[Data for the task start]
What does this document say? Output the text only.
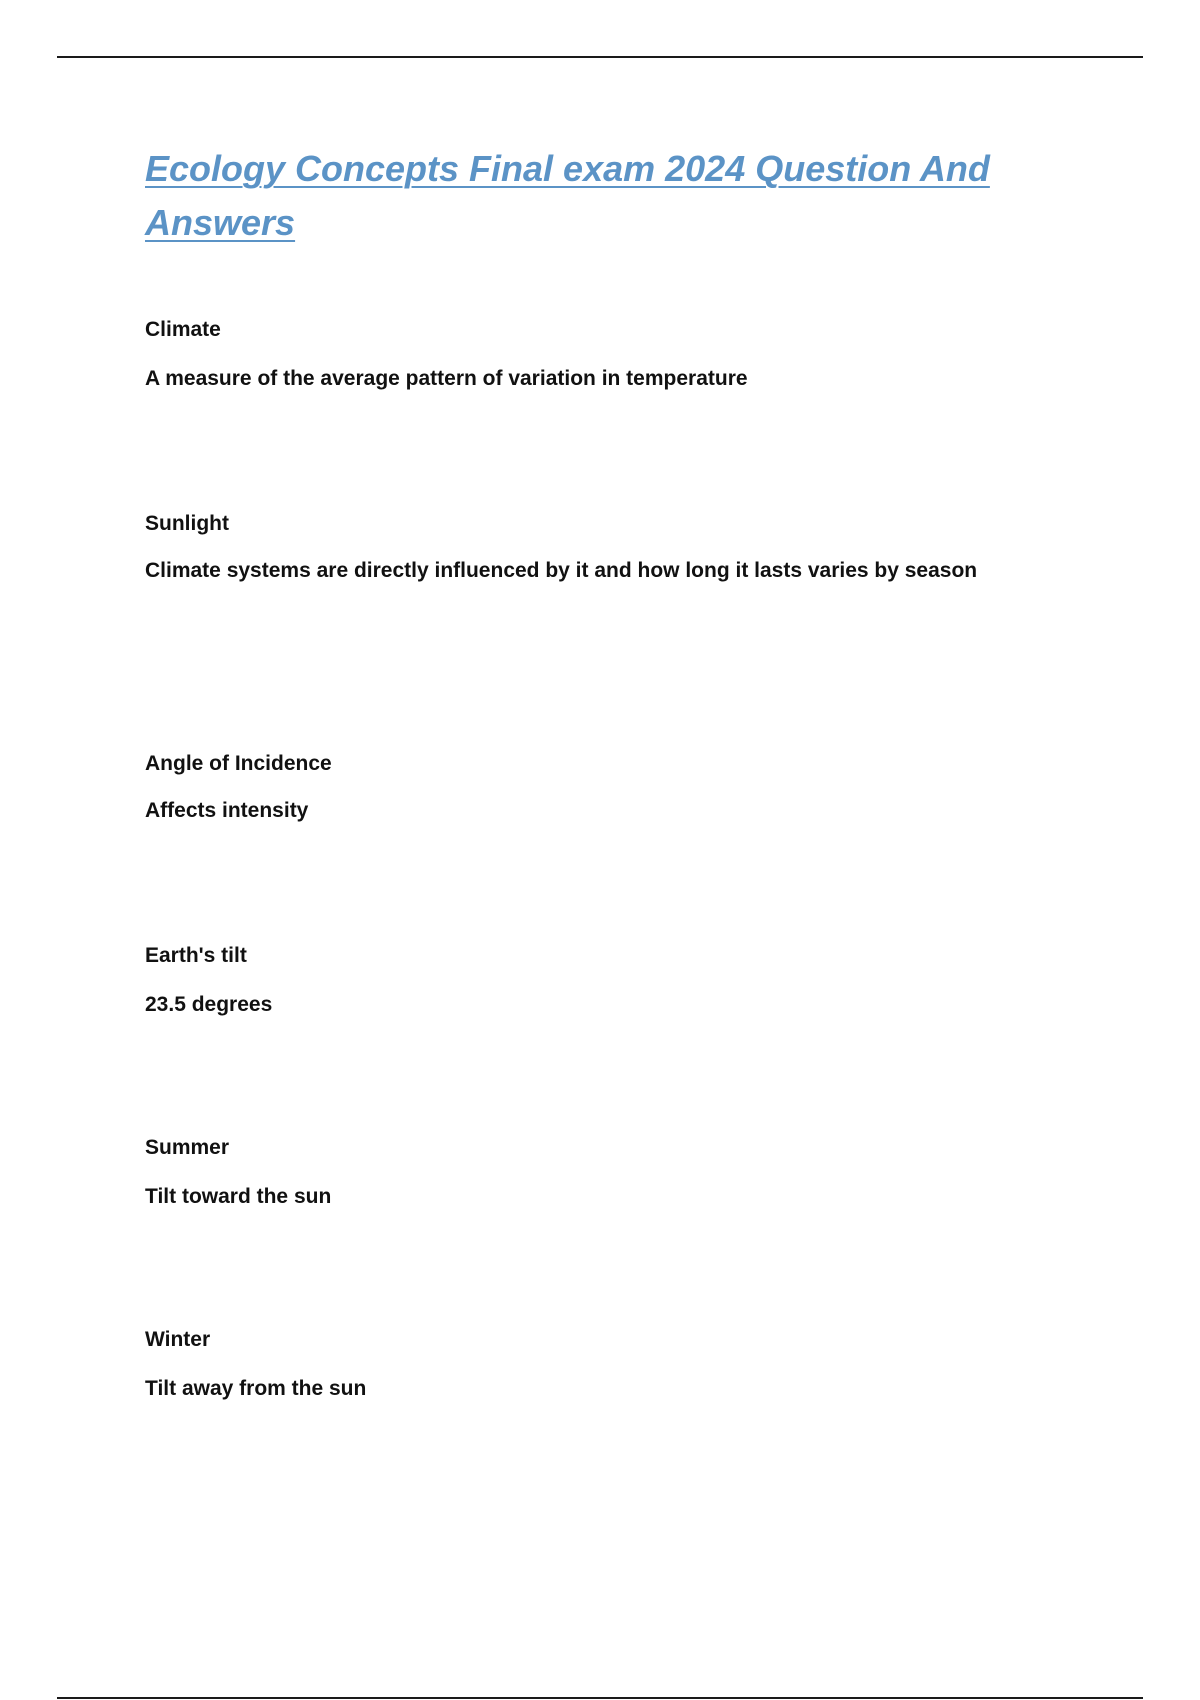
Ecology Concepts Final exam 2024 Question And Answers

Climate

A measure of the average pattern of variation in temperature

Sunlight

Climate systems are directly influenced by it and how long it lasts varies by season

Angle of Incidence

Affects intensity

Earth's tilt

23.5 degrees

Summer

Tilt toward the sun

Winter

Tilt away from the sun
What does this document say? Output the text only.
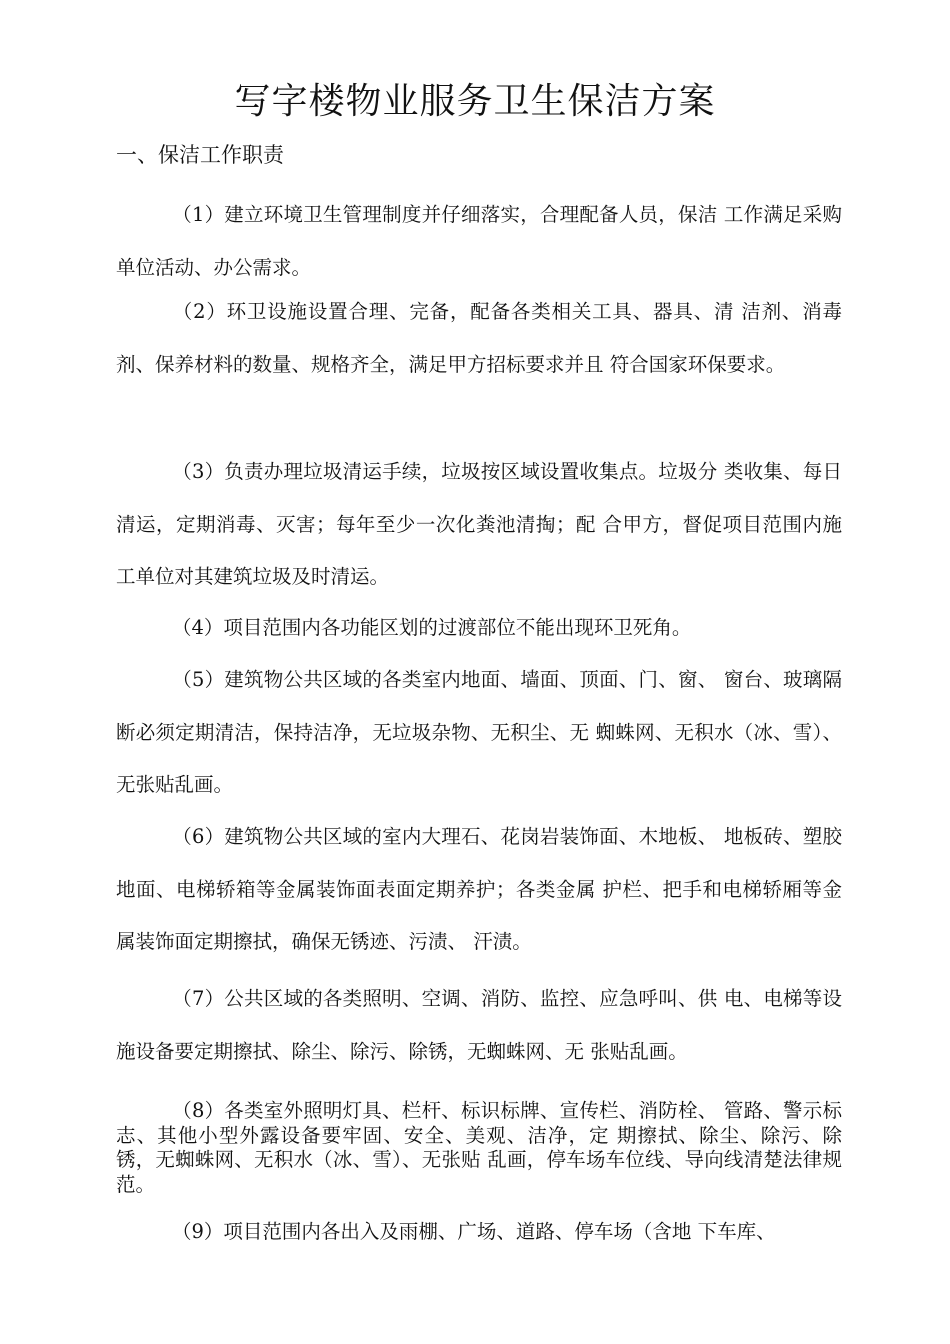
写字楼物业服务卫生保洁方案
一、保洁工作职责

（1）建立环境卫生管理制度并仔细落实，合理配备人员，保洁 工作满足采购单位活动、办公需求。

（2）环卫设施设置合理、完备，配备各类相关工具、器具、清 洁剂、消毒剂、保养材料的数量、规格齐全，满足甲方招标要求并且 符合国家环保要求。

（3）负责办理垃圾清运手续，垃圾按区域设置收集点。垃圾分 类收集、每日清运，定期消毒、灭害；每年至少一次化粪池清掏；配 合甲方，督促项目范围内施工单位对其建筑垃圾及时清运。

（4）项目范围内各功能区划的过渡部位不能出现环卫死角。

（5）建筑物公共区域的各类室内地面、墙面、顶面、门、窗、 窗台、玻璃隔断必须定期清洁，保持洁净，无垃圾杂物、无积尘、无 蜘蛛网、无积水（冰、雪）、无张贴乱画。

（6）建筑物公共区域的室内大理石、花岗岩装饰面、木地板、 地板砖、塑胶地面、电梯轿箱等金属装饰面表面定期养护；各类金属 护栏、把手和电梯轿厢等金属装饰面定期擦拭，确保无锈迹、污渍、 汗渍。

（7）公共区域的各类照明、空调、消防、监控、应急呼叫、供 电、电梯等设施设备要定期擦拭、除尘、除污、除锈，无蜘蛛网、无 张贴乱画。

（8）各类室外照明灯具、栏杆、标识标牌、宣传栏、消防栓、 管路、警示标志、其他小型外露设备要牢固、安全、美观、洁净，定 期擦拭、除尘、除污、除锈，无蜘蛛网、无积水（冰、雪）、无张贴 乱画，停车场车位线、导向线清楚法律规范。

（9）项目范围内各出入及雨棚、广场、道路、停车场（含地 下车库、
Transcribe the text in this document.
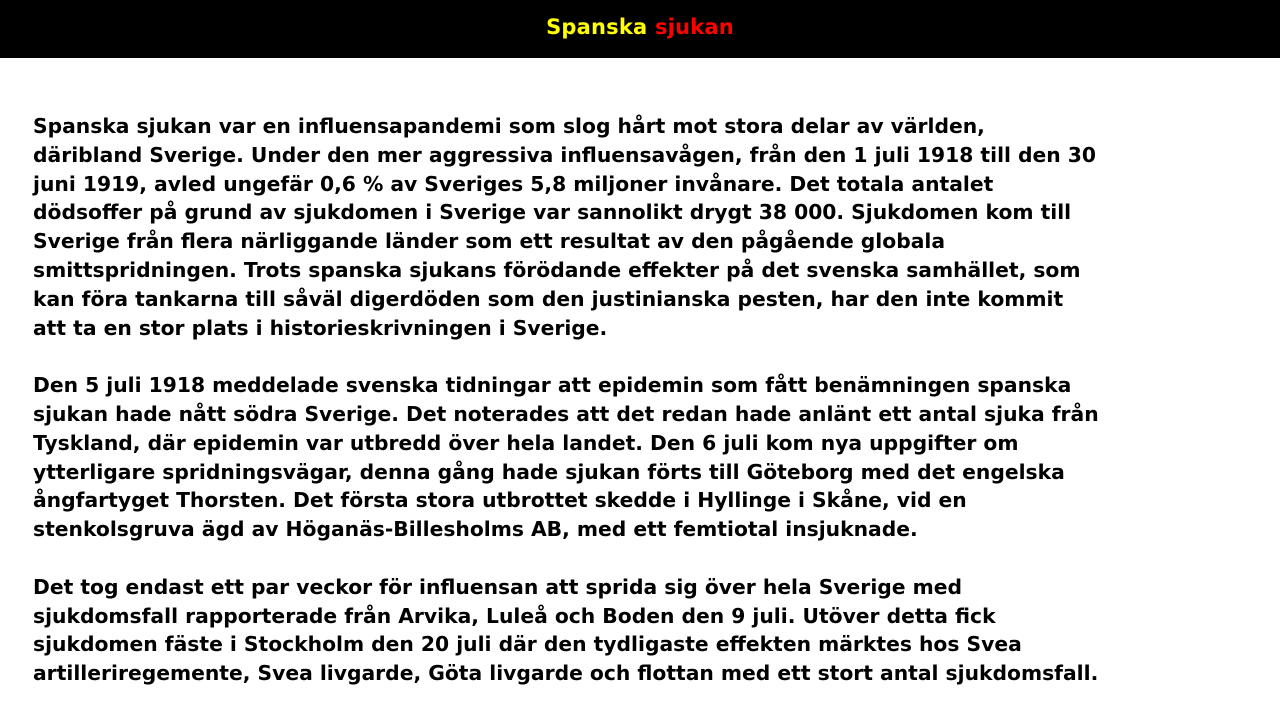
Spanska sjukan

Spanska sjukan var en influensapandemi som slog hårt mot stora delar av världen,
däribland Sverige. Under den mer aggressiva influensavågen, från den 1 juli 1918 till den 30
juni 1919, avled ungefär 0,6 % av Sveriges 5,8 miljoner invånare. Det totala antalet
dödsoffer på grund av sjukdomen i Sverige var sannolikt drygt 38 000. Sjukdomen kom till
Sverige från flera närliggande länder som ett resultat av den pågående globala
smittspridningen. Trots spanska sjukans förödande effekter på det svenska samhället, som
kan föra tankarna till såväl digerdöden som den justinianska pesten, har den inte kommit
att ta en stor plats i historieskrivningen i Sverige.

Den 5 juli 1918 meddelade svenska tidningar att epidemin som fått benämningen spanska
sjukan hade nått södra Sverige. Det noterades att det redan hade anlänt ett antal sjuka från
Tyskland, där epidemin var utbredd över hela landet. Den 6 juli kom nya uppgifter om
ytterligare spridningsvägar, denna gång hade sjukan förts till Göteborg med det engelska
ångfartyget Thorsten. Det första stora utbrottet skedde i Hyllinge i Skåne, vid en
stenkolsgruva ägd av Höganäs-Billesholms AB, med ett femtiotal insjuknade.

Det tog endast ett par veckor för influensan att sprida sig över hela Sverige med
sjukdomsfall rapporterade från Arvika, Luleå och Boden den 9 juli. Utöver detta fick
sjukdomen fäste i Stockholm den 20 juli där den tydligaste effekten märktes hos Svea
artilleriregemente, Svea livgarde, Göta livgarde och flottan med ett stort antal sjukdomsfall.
[Data for the task end]
Extract the full listing above verbatim; pictures are to be left out of the copy.

● **Exercise solution**:
What does this document say? Output the text only.
Ecology Concepts Final exam 2024 Question And Answers

Climate

A measure of the average pattern of variation in temperature

Sunlight

Climate systems are directly influenced by it and how long it lasts varies by season

Angle of Incidence

Affects intensity

Earth's tilt

23.5 degrees

Summer

Tilt toward the sun

Winter

Tilt away from the sun
What does this document say? Output the text only.
写字楼物业服务卫生保洁方案
一、保洁工作职责

（1）建立环境卫生管理制度并仔细落实，合理配备人员，保洁 工作满足采购单位活动、办公需求。

（2）环卫设施设置合理、完备，配备各类相关工具、器具、清 洁剂、消毒剂、保养材料的数量、规格齐全，满足甲方招标要求并且 符合国家环保要求。

（3）负责办理垃圾清运手续，垃圾按区域设置收集点。垃圾分 类收集、每日清运，定期消毒、灭害；每年至少一次化粪池清掏；配 合甲方，督促项目范围内施工单位对其建筑垃圾及时清运。

（4）项目范围内各功能区划的过渡部位不能出现环卫死角。

（5）建筑物公共区域的各类室内地面、墙面、顶面、门、窗、 窗台、玻璃隔断必须定期清洁，保持洁净，无垃圾杂物、无积尘、无 蜘蛛网、无积水（冰、雪）、无张贴乱画。

（6）建筑物公共区域的室内大理石、花岗岩装饰面、木地板、 地板砖、塑胶地面、电梯轿箱等金属装饰面表面定期养护；各类金属 护栏、把手和电梯轿厢等金属装饰面定期擦拭，确保无锈迹、污渍、 汗渍。

（7）公共区域的各类照明、空调、消防、监控、应急呼叫、供 电、电梯等设施设备要定期擦拭、除尘、除污、除锈，无蜘蛛网、无 张贴乱画。

（8）各类室外照明灯具、栏杆、标识标牌、宣传栏、消防栓、 管路、警示标志、其他小型外露设备要牢固、安全、美观、洁净，定 期擦拭、除尘、除污、除锈，无蜘蛛网、无积水（冰、雪）、无张贴 乱画，停车场车位线、导向线清楚法律规范。

（9）项目范围内各出入及雨棚、广场、道路、停车场（含地 下车库、
Transcribe the text in this document.
Spanska sjukan

Spanska sjukan var en influensapandemi som slog hårt mot stora delar av världen,
däribland Sverige. Under den mer aggressiva influensavågen, från den 1 juli 1918 till den 30
juni 1919, avled ungefär 0,6 % av Sveriges 5,8 miljoner invånare. Det totala antalet
dödsoffer på grund av sjukdomen i Sverige var sannolikt drygt 38 000. Sjukdomen kom till
Sverige från flera närliggande länder som ett resultat av den pågående globala
smittspridningen. Trots spanska sjukans förödande effekter på det svenska samhället, som
kan föra tankarna till såväl digerdöden som den justinianska pesten, har den inte kommit
att ta en stor plats i historieskrivningen i Sverige.

Den 5 juli 1918 meddelade svenska tidningar att epidemin som fått benämningen spanska
sjukan hade nått södra Sverige. Det noterades att det redan hade anlänt ett antal sjuka från
Tyskland, där epidemin var utbredd över hela landet. Den 6 juli kom nya uppgifter om
ytterligare spridningsvägar, denna gång hade sjukan förts till Göteborg med det engelska
ångfartyget Thorsten. Det första stora utbrottet skedde i Hyllinge i Skåne, vid en
stenkolsgruva ägd av Höganäs-Billesholms AB, med ett femtiotal insjuknade.

Det tog endast ett par veckor för influensan att sprida sig över hela Sverige med
sjukdomsfall rapporterade från Arvika, Luleå och Boden den 9 juli. Utöver detta fick
sjukdomen fäste i Stockholm den 20 juli där den tydligaste effekten märktes hos Svea
artilleriregemente, Svea livgarde, Göta livgarde och flottan med ett stort antal sjukdomsfall.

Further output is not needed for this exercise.